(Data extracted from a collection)
****************************************

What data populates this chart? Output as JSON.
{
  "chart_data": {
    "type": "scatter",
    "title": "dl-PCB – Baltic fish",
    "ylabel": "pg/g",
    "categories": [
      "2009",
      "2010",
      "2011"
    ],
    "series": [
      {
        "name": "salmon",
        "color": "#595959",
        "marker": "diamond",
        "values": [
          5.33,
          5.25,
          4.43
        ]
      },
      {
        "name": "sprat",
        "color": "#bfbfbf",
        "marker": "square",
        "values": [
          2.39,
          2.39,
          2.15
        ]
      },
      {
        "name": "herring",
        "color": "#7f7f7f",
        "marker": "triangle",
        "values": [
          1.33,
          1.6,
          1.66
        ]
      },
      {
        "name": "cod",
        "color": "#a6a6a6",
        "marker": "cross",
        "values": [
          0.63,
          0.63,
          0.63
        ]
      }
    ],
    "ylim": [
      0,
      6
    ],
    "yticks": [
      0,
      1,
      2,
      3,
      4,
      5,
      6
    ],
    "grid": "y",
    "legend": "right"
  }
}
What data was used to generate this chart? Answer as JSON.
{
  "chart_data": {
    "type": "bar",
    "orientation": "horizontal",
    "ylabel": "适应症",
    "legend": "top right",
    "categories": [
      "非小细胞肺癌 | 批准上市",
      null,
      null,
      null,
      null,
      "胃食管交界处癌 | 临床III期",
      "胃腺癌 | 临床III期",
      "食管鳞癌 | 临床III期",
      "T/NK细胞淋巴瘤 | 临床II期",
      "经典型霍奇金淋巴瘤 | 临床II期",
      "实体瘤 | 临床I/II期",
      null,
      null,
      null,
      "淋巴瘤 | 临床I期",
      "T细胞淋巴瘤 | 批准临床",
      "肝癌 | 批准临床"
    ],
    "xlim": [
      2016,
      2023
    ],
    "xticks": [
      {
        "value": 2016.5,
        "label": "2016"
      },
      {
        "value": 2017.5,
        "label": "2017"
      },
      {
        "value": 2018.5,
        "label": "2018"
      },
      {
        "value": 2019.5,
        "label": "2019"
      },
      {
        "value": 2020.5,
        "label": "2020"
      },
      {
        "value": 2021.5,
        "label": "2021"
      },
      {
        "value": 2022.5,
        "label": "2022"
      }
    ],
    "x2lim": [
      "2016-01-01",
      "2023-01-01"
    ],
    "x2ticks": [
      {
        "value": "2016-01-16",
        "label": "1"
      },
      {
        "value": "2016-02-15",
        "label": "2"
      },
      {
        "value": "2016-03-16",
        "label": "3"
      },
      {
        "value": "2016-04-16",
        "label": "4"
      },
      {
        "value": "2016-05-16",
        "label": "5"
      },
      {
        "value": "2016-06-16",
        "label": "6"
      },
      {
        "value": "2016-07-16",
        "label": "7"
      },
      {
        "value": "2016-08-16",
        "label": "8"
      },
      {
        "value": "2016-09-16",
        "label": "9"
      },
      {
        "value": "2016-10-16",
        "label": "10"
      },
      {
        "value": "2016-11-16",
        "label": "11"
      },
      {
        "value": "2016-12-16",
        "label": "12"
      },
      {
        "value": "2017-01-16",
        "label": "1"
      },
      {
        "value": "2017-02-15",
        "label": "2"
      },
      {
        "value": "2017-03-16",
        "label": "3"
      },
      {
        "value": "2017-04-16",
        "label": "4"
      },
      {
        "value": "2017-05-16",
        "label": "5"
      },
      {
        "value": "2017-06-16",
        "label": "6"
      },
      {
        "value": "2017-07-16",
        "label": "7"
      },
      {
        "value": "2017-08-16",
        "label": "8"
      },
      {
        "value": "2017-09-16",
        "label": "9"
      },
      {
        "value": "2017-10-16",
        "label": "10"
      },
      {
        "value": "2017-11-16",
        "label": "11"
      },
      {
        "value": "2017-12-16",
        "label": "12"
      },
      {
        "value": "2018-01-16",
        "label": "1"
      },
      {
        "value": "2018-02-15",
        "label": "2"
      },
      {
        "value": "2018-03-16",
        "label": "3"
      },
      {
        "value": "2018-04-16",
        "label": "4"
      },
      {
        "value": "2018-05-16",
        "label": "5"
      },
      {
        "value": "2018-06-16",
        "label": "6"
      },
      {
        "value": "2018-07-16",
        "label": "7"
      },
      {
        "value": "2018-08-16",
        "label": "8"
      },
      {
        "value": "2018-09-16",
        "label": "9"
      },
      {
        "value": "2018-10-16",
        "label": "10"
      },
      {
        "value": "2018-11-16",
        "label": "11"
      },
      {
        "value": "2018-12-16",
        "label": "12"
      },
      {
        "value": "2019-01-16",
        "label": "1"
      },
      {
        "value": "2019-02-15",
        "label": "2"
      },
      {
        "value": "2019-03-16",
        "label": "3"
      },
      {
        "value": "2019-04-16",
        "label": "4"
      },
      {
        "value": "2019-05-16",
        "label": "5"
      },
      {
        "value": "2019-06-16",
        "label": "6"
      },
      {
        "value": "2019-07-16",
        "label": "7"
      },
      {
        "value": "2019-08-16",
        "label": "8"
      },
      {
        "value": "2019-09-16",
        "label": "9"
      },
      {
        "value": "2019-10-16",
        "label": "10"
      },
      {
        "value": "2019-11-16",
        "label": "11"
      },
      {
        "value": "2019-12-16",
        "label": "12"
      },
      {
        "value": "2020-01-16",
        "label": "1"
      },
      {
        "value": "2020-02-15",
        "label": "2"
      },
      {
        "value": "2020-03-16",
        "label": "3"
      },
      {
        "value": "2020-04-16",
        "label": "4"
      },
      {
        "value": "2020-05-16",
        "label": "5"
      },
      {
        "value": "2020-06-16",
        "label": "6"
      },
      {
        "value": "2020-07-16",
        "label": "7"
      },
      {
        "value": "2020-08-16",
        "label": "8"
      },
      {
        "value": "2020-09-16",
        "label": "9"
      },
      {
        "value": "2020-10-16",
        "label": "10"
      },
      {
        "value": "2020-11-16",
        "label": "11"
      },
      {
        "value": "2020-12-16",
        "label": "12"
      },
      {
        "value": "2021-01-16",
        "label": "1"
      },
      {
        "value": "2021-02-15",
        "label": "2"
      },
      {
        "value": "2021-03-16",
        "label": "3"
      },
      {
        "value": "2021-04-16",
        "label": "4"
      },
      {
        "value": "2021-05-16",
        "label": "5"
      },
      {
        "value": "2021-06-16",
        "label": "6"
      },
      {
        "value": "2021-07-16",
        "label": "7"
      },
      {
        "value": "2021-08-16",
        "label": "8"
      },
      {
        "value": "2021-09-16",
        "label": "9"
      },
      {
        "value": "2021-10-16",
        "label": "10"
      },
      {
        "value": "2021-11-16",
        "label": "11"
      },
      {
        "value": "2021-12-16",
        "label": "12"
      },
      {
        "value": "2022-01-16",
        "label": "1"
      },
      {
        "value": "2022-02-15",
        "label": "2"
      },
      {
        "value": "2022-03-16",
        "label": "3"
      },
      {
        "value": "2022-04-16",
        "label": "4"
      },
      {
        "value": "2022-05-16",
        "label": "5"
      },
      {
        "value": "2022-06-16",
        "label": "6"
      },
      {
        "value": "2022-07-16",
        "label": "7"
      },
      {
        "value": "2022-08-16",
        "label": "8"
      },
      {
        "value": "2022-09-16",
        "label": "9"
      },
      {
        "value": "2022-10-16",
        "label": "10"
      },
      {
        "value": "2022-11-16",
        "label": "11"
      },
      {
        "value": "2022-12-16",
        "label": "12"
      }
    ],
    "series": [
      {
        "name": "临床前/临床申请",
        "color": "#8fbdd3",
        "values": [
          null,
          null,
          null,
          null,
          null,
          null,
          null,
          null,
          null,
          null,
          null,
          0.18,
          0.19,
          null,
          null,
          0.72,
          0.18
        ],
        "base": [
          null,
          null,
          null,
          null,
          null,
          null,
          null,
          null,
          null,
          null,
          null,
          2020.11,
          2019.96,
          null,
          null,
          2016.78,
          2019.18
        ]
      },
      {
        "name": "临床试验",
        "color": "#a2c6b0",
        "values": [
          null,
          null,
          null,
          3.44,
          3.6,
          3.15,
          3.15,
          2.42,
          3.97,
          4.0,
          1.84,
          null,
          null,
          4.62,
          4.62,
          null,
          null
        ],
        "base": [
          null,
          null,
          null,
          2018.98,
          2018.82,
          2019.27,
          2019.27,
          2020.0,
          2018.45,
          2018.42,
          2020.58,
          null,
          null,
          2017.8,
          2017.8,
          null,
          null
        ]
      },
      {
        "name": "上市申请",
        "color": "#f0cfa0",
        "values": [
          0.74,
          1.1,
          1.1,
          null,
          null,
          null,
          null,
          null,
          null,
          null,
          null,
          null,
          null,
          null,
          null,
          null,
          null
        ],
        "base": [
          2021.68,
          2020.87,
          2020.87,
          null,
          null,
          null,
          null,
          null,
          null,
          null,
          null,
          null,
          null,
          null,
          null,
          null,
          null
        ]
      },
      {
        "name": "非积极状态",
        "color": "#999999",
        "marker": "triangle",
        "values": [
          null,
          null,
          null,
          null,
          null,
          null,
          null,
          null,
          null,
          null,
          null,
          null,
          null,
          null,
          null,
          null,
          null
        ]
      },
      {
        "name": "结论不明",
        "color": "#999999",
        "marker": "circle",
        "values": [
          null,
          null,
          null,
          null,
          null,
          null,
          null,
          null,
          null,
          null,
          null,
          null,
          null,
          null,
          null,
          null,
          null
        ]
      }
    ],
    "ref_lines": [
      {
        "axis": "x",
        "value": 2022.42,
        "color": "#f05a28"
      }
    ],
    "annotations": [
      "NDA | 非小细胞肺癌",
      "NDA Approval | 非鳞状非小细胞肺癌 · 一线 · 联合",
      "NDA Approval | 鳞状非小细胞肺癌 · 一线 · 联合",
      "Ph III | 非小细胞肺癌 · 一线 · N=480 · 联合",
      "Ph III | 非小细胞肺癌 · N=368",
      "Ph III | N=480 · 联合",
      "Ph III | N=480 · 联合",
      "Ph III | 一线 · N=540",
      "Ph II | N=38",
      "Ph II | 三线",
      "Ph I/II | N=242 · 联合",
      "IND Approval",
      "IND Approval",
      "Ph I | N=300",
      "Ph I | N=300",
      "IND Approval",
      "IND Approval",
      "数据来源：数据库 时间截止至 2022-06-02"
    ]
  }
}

****************************************

◆ Prompt
Look through the data and gather every line with the string "this" in it.

◆ The result
What data populates this chart? Output as JSON.
What data was used to generate this chart? Answer as JSON.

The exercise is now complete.